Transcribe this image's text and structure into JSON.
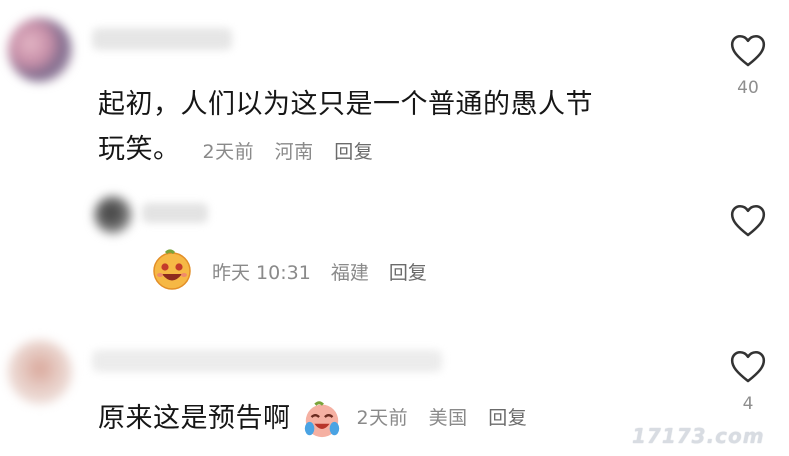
{
  "comments": [
    {
      "text_line1": "起初，人们以为这只是一个普通的愚人节",
      "text_line2": "玩笑。",
      "time": "2天前",
      "location": "河南",
      "reply_label": "回复",
      "like_count": "40"
    },
    {
      "time": "昨天 10:31",
      "location": "福建",
      "reply_label": "回复",
      "like_count": ""
    },
    {
      "text": "原来这是预告啊",
      "time": "2天前",
      "location": "美国",
      "reply_label": "回复",
      "like_count": "4"
    }
  ],
  "icons": {
    "like": "heart-outline-icon",
    "emoji_reply": "laughing-face-emoji",
    "emoji_inline": "crying-laughing-face-emoji"
  },
  "watermark": "17173.com",
  "colors": {
    "text": "#161616",
    "meta": "#8a8a8a",
    "heart_stroke": "#333333"
  }
}
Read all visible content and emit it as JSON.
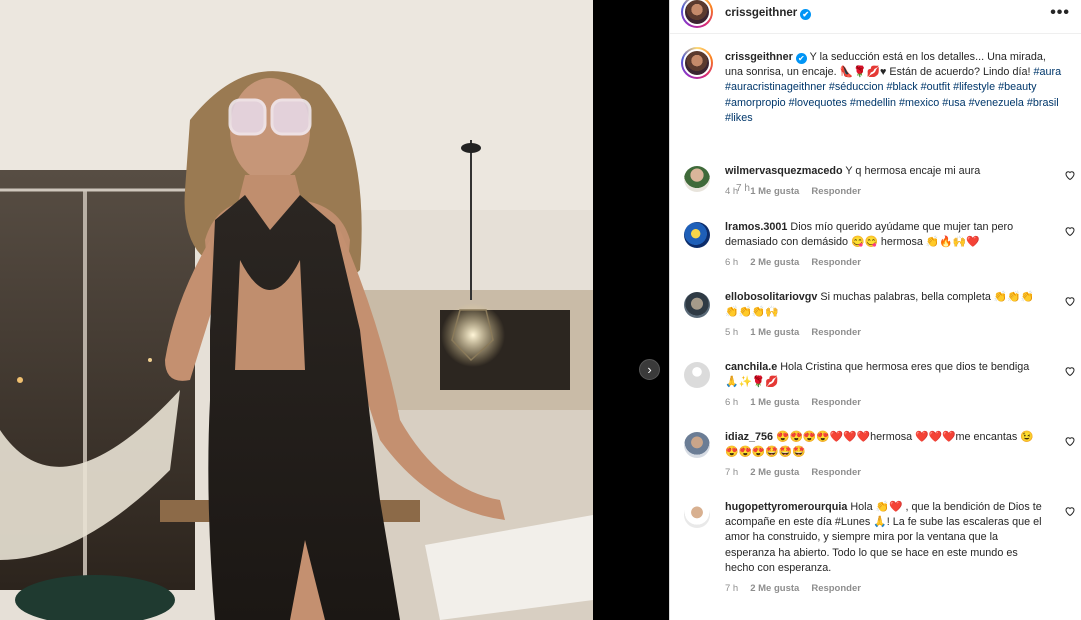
{
  "header": {
    "username": "crissgeithner",
    "verified_mark": "✔",
    "more_glyph": "•••"
  },
  "media": {
    "next_glyph": "›"
  },
  "caption": {
    "username": "crissgeithner",
    "text": " Y la seducción está en los detalles... Una mirada, una sonrisa, un encaje. 👠🌹💋♥ Están de acuerdo? Lindo día! ",
    "hashtags": "#aura #auracristinageithner #séduccion #black #outfit #lifestyle #beauty #amorpropio #lovequotes #medellin #mexico #usa #venezuela #brasil #likes",
    "time": "7 h"
  },
  "comments": [
    {
      "username": "wilmervasquezmacedo",
      "text": " Y q hermosa encaje mi aura",
      "time": "4 h",
      "likes": "1 Me gusta",
      "reply": "Responder"
    },
    {
      "username": "lramos.3001",
      "text": " Dios mío querido ayúdame que mujer tan pero demasiado con demásido 😋😋 hermosa 👏🔥🙌❤️",
      "time": "6 h",
      "likes": "2 Me gusta",
      "reply": "Responder"
    },
    {
      "username": "ellobosolitariovgv",
      "text": " Si muchas palabras, bella completa 👏👏👏👏👏👏🙌",
      "time": "5 h",
      "likes": "1 Me gusta",
      "reply": "Responder"
    },
    {
      "username": "canchila.e",
      "text": " Hola Cristina que hermosa eres que dios te bendiga 🙏✨🌹💋",
      "time": "6 h",
      "likes": "1 Me gusta",
      "reply": "Responder"
    },
    {
      "username": "idiaz_756",
      "text": " 😍😍😍😍❤️❤️❤️hermosa ❤️❤️❤️me encantas 😉😍😍😍🤩🤩🤩",
      "time": "7 h",
      "likes": "2 Me gusta",
      "reply": "Responder"
    },
    {
      "username": "hugopettyromerourquia",
      "text": " Hola 👏❤️ , que la bendición de Dios te acompañe en este día #Lunes 🙏! La fe sube las escaleras que el amor ha construido, y siempre mira por la ventana que la esperanza ha abierto. Todo lo que se hace en este mundo es hecho con esperanza.",
      "time": "7 h",
      "likes": "2 Me gusta",
      "reply": "Responder"
    }
  ],
  "colors": {
    "link": "#00376b",
    "meta": "#8e8e8e",
    "verified": "#0095f6"
  }
}
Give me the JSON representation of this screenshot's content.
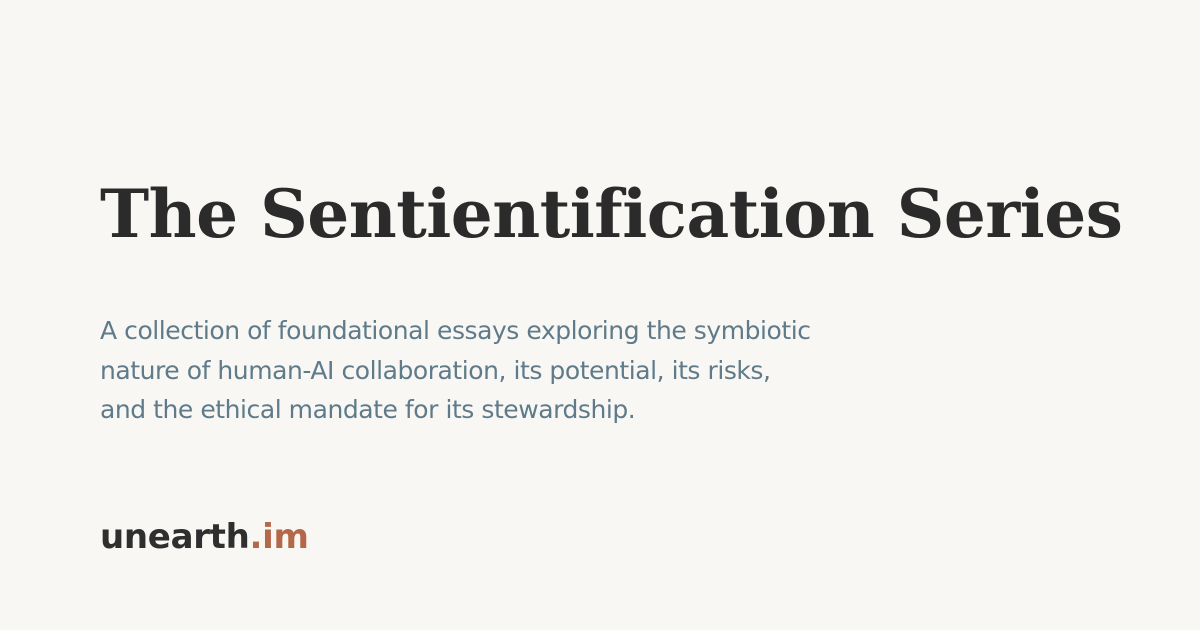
{
  "page": {
    "title": "The Sentientification Series",
    "description_lines": [
      "A collection of foundational essays exploring the symbiotic",
      "nature of human-AI collaboration, its potential, its risks,",
      "and the ethical mandate for its stewardship."
    ]
  },
  "brand": {
    "name": "unearth",
    "tld": ".im",
    "accent_color": "#b4684a"
  },
  "colors": {
    "background": "#f8f7f4",
    "title": "#2b2b2b",
    "description": "#5f7b8a"
  }
}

━━━

▸ **GOAL OF THE EXERCISE**:
Say how many lines in the entries contain the string "aura", and say nothing else.

▸ **COMPLETED EXERCISE**:
2